• _Exercise instructions_: Please reproduce the records word for word, from the first line through the line containing "fit-line bbox=[83, 403, 455, 516]", both ends included.

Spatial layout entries
## Start

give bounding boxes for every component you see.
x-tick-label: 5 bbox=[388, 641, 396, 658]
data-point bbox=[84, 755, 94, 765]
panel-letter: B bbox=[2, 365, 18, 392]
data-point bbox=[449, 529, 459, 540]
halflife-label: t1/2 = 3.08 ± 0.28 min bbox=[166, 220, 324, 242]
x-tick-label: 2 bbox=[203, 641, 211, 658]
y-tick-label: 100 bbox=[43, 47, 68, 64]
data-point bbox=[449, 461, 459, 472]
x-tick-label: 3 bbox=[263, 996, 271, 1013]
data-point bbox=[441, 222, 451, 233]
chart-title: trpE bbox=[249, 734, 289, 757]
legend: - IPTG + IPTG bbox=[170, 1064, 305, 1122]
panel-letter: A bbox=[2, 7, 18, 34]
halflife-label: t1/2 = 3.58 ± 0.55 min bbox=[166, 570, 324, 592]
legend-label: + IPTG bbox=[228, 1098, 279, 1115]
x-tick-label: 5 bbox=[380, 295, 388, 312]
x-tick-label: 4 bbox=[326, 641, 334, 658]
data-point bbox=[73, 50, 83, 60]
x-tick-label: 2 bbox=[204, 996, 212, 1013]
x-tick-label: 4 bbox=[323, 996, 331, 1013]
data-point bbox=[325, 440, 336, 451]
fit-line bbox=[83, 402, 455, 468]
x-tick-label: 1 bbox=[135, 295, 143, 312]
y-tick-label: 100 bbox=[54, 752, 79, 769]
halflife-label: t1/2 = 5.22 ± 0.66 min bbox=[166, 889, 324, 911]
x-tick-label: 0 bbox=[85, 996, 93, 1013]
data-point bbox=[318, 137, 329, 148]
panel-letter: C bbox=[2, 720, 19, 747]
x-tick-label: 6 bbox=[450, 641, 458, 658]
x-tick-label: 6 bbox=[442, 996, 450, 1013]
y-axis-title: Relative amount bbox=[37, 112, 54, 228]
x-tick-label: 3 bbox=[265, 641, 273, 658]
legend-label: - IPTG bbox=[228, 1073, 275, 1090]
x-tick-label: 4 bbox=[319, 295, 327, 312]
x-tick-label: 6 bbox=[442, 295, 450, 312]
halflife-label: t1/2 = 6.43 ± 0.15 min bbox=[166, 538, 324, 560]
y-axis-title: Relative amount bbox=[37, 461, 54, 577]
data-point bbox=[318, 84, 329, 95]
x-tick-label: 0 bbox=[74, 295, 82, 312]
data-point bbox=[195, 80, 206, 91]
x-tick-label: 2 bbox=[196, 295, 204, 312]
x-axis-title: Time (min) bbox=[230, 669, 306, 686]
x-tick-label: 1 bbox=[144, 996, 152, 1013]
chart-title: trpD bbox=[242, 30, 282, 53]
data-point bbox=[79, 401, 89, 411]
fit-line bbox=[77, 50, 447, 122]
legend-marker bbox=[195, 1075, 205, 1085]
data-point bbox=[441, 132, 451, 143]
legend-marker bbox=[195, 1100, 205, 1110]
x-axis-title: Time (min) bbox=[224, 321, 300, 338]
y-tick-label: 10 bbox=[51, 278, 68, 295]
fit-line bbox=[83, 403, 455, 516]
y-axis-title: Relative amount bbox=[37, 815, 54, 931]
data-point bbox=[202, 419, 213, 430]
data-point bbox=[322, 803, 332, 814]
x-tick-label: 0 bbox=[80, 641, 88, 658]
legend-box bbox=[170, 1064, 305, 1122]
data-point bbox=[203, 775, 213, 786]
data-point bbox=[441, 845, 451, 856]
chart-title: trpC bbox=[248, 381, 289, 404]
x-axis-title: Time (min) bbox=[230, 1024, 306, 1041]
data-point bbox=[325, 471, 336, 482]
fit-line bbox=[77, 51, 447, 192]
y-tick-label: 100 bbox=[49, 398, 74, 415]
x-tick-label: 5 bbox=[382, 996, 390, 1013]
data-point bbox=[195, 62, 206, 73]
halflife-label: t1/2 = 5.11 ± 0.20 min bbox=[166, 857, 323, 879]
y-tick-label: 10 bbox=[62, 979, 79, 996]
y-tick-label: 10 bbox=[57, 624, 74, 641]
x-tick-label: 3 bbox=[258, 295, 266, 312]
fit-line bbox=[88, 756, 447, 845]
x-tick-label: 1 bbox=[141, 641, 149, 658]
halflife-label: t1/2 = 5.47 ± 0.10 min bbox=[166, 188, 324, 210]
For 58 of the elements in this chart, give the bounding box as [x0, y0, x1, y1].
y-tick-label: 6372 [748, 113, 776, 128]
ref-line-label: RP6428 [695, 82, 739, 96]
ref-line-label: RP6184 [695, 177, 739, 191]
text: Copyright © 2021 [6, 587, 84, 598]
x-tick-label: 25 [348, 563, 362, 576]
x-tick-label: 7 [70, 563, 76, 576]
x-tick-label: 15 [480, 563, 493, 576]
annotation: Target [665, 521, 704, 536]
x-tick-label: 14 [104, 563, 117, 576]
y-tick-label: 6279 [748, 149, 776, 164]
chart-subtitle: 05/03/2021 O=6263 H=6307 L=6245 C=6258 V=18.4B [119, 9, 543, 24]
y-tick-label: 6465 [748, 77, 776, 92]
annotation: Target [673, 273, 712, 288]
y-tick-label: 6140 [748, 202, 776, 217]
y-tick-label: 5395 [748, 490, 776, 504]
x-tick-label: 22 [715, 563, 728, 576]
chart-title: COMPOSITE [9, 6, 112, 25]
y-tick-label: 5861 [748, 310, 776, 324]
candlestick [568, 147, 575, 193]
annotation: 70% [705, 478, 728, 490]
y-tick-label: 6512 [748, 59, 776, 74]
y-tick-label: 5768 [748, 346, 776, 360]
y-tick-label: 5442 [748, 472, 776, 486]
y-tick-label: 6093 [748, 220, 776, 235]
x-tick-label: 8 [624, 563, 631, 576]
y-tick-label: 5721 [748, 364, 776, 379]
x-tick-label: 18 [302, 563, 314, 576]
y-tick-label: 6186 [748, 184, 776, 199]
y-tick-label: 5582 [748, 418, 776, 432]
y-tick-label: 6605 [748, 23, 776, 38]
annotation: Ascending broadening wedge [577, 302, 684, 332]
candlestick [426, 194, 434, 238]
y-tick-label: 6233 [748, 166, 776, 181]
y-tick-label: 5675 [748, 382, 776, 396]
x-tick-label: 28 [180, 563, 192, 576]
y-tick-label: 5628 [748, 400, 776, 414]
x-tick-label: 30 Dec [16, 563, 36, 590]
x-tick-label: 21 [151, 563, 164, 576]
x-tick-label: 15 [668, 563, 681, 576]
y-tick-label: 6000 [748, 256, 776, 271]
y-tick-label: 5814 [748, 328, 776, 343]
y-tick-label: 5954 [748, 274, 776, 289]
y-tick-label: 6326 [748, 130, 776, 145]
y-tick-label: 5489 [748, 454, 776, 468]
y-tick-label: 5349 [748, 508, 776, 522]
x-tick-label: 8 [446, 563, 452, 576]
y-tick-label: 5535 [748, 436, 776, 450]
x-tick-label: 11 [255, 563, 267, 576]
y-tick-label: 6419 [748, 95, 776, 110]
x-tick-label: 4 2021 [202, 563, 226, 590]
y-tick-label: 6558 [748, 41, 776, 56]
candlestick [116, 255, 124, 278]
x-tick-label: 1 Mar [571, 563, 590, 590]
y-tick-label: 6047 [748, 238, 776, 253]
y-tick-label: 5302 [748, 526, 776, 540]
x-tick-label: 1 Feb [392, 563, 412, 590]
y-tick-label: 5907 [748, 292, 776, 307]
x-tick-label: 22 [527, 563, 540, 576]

## End

• _Exercise answer_:
give bounding boxes for every component you see.
x-tick-label: 5 bbox=[388, 641, 396, 658]
data-point bbox=[84, 755, 94, 765]
panel-letter: B bbox=[2, 365, 18, 392]
data-point bbox=[449, 529, 459, 540]
halflife-label: t1/2 = 3.08 ± 0.28 min bbox=[166, 220, 324, 242]
x-tick-label: 2 bbox=[203, 641, 211, 658]
y-tick-label: 100 bbox=[43, 47, 68, 64]
data-point bbox=[449, 461, 459, 472]
x-tick-label: 3 bbox=[263, 996, 271, 1013]
data-point bbox=[441, 222, 451, 233]
chart-title: trpE bbox=[249, 734, 289, 757]
legend: - IPTG + IPTG bbox=[170, 1064, 305, 1122]
panel-letter: A bbox=[2, 7, 18, 34]
halflife-label: t1/2 = 3.58 ± 0.55 min bbox=[166, 570, 324, 592]
legend-label: + IPTG bbox=[228, 1098, 279, 1115]
x-tick-label: 5 bbox=[380, 295, 388, 312]
x-tick-label: 4 bbox=[326, 641, 334, 658]
data-point bbox=[73, 50, 83, 60]
x-tick-label: 2 bbox=[204, 996, 212, 1013]
x-tick-label: 4 bbox=[323, 996, 331, 1013]
data-point bbox=[325, 440, 336, 451]
fit-line bbox=[83, 402, 455, 468]
x-tick-label: 1 bbox=[135, 295, 143, 312]
y-tick-label: 100 bbox=[54, 752, 79, 769]
halflife-label: t1/2 = 5.22 ± 0.66 min bbox=[166, 889, 324, 911]
x-tick-label: 0 bbox=[85, 996, 93, 1013]
data-point bbox=[318, 137, 329, 148]
panel-letter: C bbox=[2, 720, 19, 747]
x-tick-label: 6 bbox=[450, 641, 458, 658]
x-tick-label: 6 bbox=[442, 996, 450, 1013]
y-axis-title: Relative amount bbox=[37, 112, 54, 228]
x-tick-label: 3 bbox=[265, 641, 273, 658]
legend-label: - IPTG bbox=[228, 1073, 275, 1090]
x-tick-label: 4 bbox=[319, 295, 327, 312]
x-tick-label: 6 bbox=[442, 295, 450, 312]
halflife-label: t1/2 = 6.43 ± 0.15 min bbox=[166, 538, 324, 560]
y-axis-title: Relative amount bbox=[37, 461, 54, 577]
data-point bbox=[318, 84, 329, 95]
x-tick-label: 0 bbox=[74, 295, 82, 312]
data-point bbox=[195, 80, 206, 91]
x-tick-label: 2 bbox=[196, 295, 204, 312]
x-axis-title: Time (min) bbox=[230, 669, 306, 686]
x-tick-label: 1 bbox=[144, 996, 152, 1013]
chart-title: trpD bbox=[242, 30, 282, 53]
data-point bbox=[79, 401, 89, 411]
fit-line bbox=[77, 50, 447, 122]
legend-marker bbox=[195, 1075, 205, 1085]
data-point bbox=[441, 132, 451, 143]
legend-marker bbox=[195, 1100, 205, 1110]
x-axis-title: Time (min) bbox=[224, 321, 300, 338]
y-tick-label: 10 bbox=[51, 278, 68, 295]
fit-line bbox=[83, 403, 455, 516]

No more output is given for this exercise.